■ **Set exercise**
In the blog post about Växjö, transcribe the passage starting at "It is also a" and ending at "the most obvious.".

Monday, January 27, 2014

A green city organized by grown-ups

After spending the last 10 days being thoroughly depressed thinking about how my fellow countrymen can manage to ignore such an obvious existential threat to their existence as climate change, it was delightful to read about how the small city of Växjö Sweden has gone about solving their own environmental dilemmas.

It is also a reminder that climate change is but a small fraction of the environmental problems we must solve.  It may easily be the biggest but there are other important things to remember—water quality being the most obvious.

The Swedish city touted as 'Europe's greenest'

24 Jan 2014

Växjö in southern Sweden calls itself Europe's greenest city, with buses running on potato peels and residents mad for recycling. But some people's attachment to their cars may put the brakes on the city's carbon neutral ambition.

Nestled among glittering lakes and thick pine forests in southern Sweden, Växjö has gone further than most in renewable energy, clean transport and energy conservation, promoting itself as "Europe's Greenest City".

"We started very early," Henrik Johansson at Växjö local council told AFP.

"Our politicians realized in the '60s that if the city was to develop the lakes had to be cleaned up -- they'd been polluted by the linen industry in the 18th century and by the city's expansion."

The restoration of the most polluted waterway, Lake Trummen -- infamous for its noxious smell as far back as the 18th century -- acted as a catalyst for more ambitious environmental projects, he added.

"When I was a kid you wouldn't have dreamt of taking a swim in it, but today you can," said the 39-year-old environmental officer.

"That very obvious change has stayed in people's minds -- it showed that if you really want to do something and set your mind to it, you will succeed."

In the 1990s, before global warming was grabbing headlines, the city council announced plans to abandon fossil fuels by 2030 and to halve carbon emissions in less than two decades -- among a host of "green goals" that also encourage local farmers to go organic and everyone to reduce paper consumption and to use bicycles or public transport.

Today, Växjö's CO2 emissions are indeed almost half what they were in 1993 -- one of the lowest levels in Europe at 2.7 tonnes per person -- and almost half of Sweden's already low average.

Energy from moss and twigs

In the 1970s Växjö developed a district heating and power system -- pumping heat and hot water from a central boiler around the city.

That was not unique for Sweden, but the city-owned energy company went on to pioneer a changeover from oil to biomass -- incinerating leftovers from the forestry industry.

Region boundary data
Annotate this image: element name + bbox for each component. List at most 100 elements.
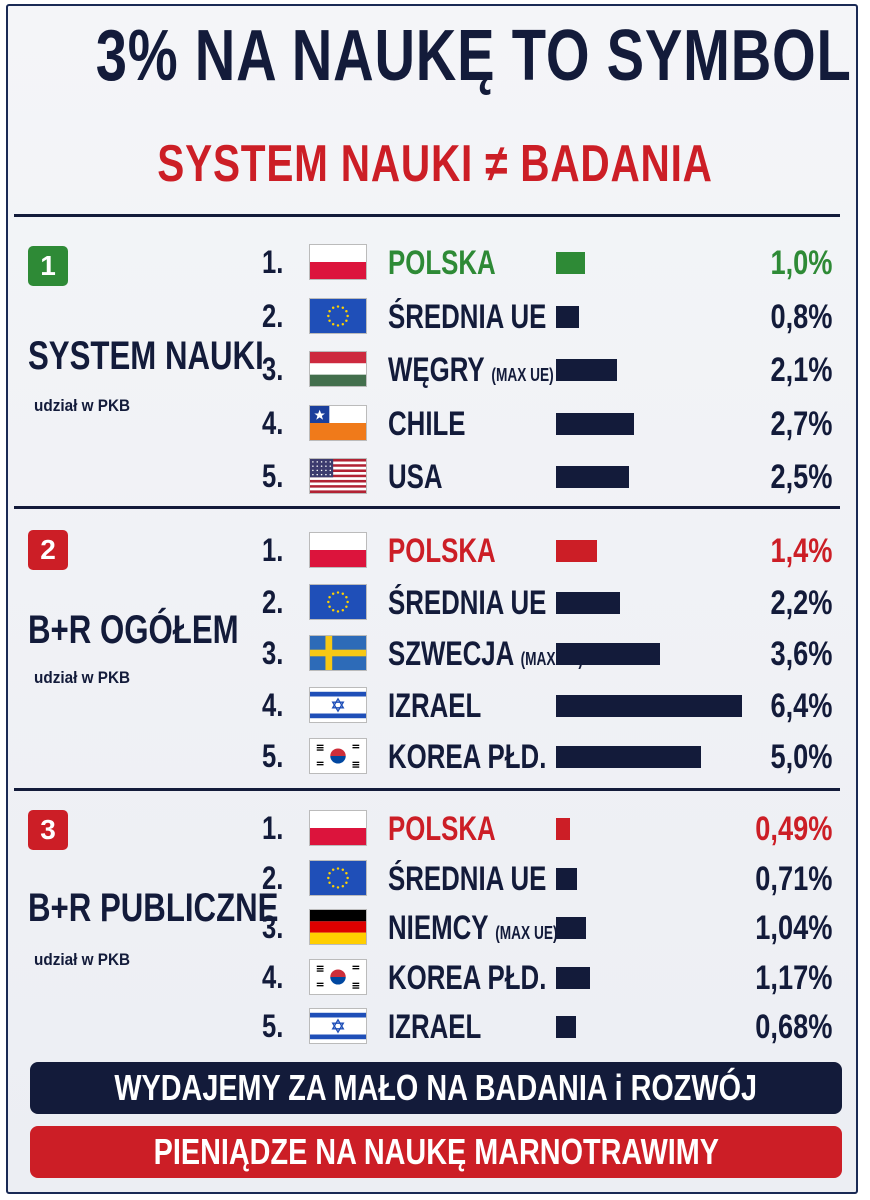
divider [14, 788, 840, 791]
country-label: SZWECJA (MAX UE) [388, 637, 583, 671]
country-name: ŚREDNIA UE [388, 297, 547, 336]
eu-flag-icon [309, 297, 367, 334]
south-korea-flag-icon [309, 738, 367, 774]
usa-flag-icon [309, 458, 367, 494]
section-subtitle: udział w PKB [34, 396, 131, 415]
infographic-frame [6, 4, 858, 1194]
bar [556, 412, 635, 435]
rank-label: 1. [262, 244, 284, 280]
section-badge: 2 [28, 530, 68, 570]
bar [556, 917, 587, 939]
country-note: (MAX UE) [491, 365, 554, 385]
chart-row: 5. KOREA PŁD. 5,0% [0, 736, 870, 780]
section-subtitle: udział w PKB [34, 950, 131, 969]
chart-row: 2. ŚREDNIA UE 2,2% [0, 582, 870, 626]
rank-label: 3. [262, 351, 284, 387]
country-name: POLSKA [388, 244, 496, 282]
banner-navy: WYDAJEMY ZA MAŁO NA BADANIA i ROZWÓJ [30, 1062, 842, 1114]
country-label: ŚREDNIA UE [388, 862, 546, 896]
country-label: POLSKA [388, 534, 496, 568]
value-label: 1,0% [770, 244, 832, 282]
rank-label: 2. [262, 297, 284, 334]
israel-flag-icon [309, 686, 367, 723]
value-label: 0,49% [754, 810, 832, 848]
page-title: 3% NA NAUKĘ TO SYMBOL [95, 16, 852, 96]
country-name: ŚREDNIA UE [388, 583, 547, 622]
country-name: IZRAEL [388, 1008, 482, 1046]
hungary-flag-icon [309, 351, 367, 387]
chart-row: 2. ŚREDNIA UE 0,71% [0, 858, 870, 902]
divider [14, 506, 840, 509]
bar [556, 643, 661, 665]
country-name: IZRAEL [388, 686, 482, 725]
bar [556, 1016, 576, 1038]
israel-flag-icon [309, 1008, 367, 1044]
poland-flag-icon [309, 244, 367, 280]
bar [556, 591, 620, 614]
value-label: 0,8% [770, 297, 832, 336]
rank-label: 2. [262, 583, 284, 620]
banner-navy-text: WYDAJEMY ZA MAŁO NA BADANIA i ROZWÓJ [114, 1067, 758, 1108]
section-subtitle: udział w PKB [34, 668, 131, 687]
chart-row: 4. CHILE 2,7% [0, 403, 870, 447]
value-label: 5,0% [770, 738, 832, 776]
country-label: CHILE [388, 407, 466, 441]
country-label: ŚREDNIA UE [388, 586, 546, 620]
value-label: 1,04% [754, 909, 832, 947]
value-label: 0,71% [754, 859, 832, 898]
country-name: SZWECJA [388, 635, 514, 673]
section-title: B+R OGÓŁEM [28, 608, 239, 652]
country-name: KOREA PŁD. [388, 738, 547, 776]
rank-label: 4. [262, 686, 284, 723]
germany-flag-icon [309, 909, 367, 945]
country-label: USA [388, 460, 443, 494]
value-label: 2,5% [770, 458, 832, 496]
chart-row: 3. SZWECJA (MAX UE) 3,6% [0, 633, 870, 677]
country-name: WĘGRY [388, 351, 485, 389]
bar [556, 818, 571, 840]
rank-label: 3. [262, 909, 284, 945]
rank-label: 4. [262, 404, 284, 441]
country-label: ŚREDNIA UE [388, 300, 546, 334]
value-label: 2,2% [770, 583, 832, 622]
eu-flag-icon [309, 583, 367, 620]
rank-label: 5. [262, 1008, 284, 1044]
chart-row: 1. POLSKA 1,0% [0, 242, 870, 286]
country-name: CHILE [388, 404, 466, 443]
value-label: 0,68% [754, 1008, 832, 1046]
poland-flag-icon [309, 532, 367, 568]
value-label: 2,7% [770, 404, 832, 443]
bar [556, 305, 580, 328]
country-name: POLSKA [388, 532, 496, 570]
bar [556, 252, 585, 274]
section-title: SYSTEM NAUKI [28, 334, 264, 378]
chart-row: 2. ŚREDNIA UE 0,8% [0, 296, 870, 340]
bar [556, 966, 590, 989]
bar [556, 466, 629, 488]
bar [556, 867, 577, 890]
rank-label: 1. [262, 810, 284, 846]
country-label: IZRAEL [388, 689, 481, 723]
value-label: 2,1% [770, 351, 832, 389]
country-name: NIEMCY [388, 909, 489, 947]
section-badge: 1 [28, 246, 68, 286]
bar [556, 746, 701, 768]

■ **Written reply**
It is also a reminder that climate change is but a small fraction of the environmental problems we must solve.  It may easily be the biggest but there are other important things to remember—water quality being the most obvious.